→ **EXCERPT**
Looping an extra explanatory variable on each iteration.

Mohiuddin Alamgir

Join Date: May 2015

Posts: 20
#1

Looping an extra explanatory variable on each iteration.

24 May 2015, 05:39

Dear Statalist,
I am doing an OLS regression, with 12 explanatory variables. I want to check the regression results on every iteration and adding extra variable to the regression.
For example, my dependent variable is :Y; and independent variables are: x1, x2, x3, x4, x5, x6, x7, x8, x9, x10, x11, x12.
my regression will be:

reg Y x1
reg Y x1 x2
reg Y x1 x2 x3
reg Y x1 x2 x3 x4
......
.......
reg Y x1 x2 x3 x4 x5 x6 x7 x8 x9 x10 x11 x12

Now I want to do it in a single command so that for one command I can have all the regression results.
I would really appreciate if anyone helps me.
Thanks,
Mohiuddin
Tags: None
daniel klein

Join Date: Mar 2014

Posts: 3859
#2

24 May 2015, 05:55

See help nestreg.

If that is not what you seek, it is probably a simple loop, basically something like

Code:

local predictors x1 x2 x3 local X foreach x of loc predictors { local X `X' `x' reg y `X' }

Best
Daniel
1 like
Comment
Mohiuddin Alamgir

Join Date: May 2015

Posts: 20
#3

24 May 2015, 06:23

Dear Daniel,

Thank you so much!!!!

Your suggestions solved my problem.

Thank you again!!!

Best regards,
Mohiuddin.
Comment
Clyde Schechter

Join Date: Apr 2014

Posts: 30116
#4

24 May 2015, 10:23

One word of caution! If there are missing values for any of these x variables, then at the iteration(s) where you add that variable (those variables), the sample for your regression will change, dropping the observations for which that variable has missing values. As a result, your results are not comparable to those of the regressions done with fewer variables and more observations. If you are sure there are no missing values on any of these variables, then fine. Otherwise, you need to modify the code so that all of the regressions are carried out on only the observations that have no missing values for any of them.
1 like
Comment
daniel klein

Join Date: Mar 2014

Posts: 3859
#5

24 May 2015, 10:55

Clyde has an important point. nestreg takes care of missing values, but the loop outlined does not. This is, however, easily modified. Just add the line

Code:

qui reg y `predictors' keep if e(sample)

[Spatial layout data]
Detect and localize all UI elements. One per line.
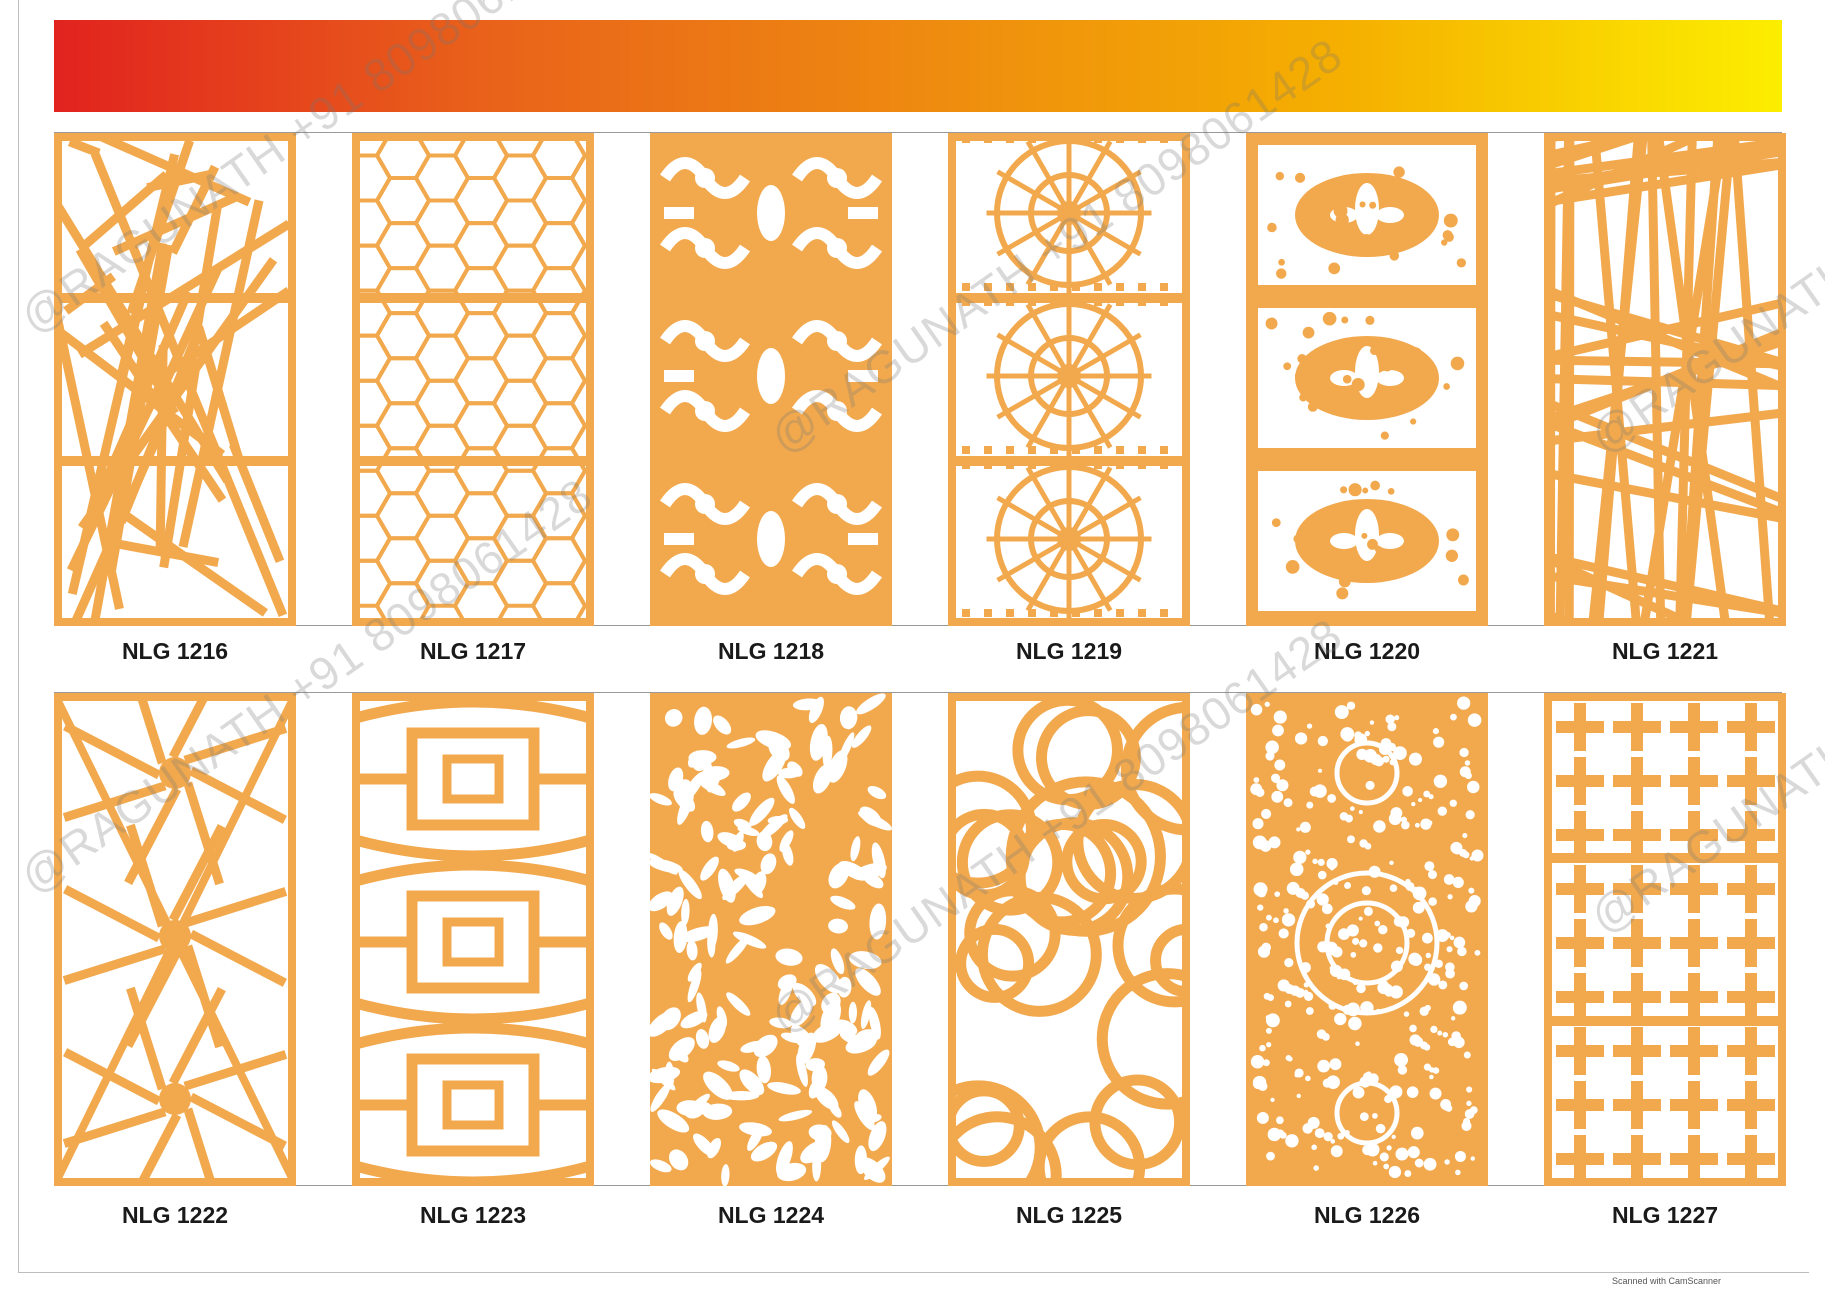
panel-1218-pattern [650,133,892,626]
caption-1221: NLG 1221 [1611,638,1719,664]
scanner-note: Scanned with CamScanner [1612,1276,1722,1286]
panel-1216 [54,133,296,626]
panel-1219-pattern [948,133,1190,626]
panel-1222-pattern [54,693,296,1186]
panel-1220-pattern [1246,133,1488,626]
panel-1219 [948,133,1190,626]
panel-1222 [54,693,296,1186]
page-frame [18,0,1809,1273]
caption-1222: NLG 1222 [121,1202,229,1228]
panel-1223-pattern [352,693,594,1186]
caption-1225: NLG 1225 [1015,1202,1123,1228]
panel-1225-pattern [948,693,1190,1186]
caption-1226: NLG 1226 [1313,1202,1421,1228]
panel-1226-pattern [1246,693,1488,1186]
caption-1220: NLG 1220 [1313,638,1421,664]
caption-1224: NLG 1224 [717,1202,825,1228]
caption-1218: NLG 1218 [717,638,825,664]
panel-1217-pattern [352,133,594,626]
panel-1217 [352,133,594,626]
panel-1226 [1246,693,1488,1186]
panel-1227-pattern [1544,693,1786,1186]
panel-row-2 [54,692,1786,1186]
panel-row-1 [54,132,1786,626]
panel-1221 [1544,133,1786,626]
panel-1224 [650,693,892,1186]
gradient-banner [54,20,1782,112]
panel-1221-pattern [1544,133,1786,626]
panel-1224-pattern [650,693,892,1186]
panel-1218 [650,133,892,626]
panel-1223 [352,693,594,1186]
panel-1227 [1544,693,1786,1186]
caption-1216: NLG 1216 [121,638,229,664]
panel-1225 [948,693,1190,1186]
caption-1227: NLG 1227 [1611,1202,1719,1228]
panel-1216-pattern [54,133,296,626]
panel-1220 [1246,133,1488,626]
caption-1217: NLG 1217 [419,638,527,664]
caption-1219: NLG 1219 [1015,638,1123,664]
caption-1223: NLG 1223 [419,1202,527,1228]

→ **JOBS**
a) Transcribe the records from the line containing "panel-1218-pattern [650,133,892,626]" through the last line of the records, both ends included.
b) Pick up the forum thread about adding one regressor per loop iteration after its final line and carry it on.
The forum thread and the records have nothing to do with each other.

→ **EXPECTED RESULTS**
a)
panel-1218-pattern [650,133,892,626]
caption-1221: NLG 1221 [1611,638,1719,664]
scanner-note: Scanned with CamScanner [1612,1276,1722,1286]
panel-1216 [54,133,296,626]
panel-1219-pattern [948,133,1190,626]
panel-1222-pattern [54,693,296,1186]
panel-1220-pattern [1246,133,1488,626]
panel-1219 [948,133,1190,626]
panel-1222 [54,693,296,1186]
page-frame [18,0,1809,1273]
caption-1222: NLG 1222 [121,1202,229,1228]
panel-1223-pattern [352,693,594,1186]
caption-1225: NLG 1225 [1015,1202,1123,1228]
panel-1225-pattern [948,693,1190,1186]
caption-1226: NLG 1226 [1313,1202,1421,1228]
panel-1226-pattern [1246,693,1488,1186]
caption-1220: NLG 1220 [1313,638,1421,664]
caption-1224: NLG 1224 [717,1202,825,1228]
caption-1218: NLG 1218 [717,638,825,664]
panel-1217-pattern [352,133,594,626]
panel-1217 [352,133,594,626]
panel-1226 [1246,693,1488,1186]
panel-1227-pattern [1544,693,1786,1186]
panel-row-2 [54,692,1786,1186]
panel-row-1 [54,132,1786,626]
panel-1221 [1544,133,1786,626]
panel-1224 [650,693,892,1186]
gradient-banner [54,20,1782,112]
panel-1221-pattern [1544,133,1786,626]
panel-1224-pattern [650,693,892,1186]
panel-1218 [650,133,892,626]
panel-1223 [352,693,594,1186]
panel-1227 [1544,693,1786,1186]
caption-1216: NLG 1216 [121,638,229,664]
panel-1225 [948,693,1190,1186]
caption-1227: NLG 1227 [1611,1202,1719,1228]
panel-1216-pattern [54,133,296,626]
panel-1220 [1246,133,1488,626]
caption-1217: NLG 1217 [419,638,527,664]
caption-1219: NLG 1219 [1015,638,1123,664]
caption-1223: NLG 1223 [419,1202,527,1228]

b)
before entering the loop. Prefix the hole thing with a preserve statement and restore after the loop has finished, if you do not want to drop cases from the dataset. Alternatively do

[code]
qui reg y `predictors'
g byte sample = e(sample)
[...]
reg y `X' if sample
[code]

Best
Daniel
1 like
Comment
Mohiuddin Alamgir

Join Date: May 2015

Posts: 20
#6

24 May 2015, 13:18

Dear Clyde,
Thank you so much I really was loosing observations, I did not noticed though.

Dear Daniel,
Thanks again for the solution. However, I wrote the below codes according to your suggestions but my observations become almost half. Though in every regression the observation number is equal. Its kind of solution though. But if dont want to loose any observation than what should I do? any suggestion?

preserve
local predictors x1 x2 x3 ...........x12
qui reg y `predictors'
g byte sample = e(sample)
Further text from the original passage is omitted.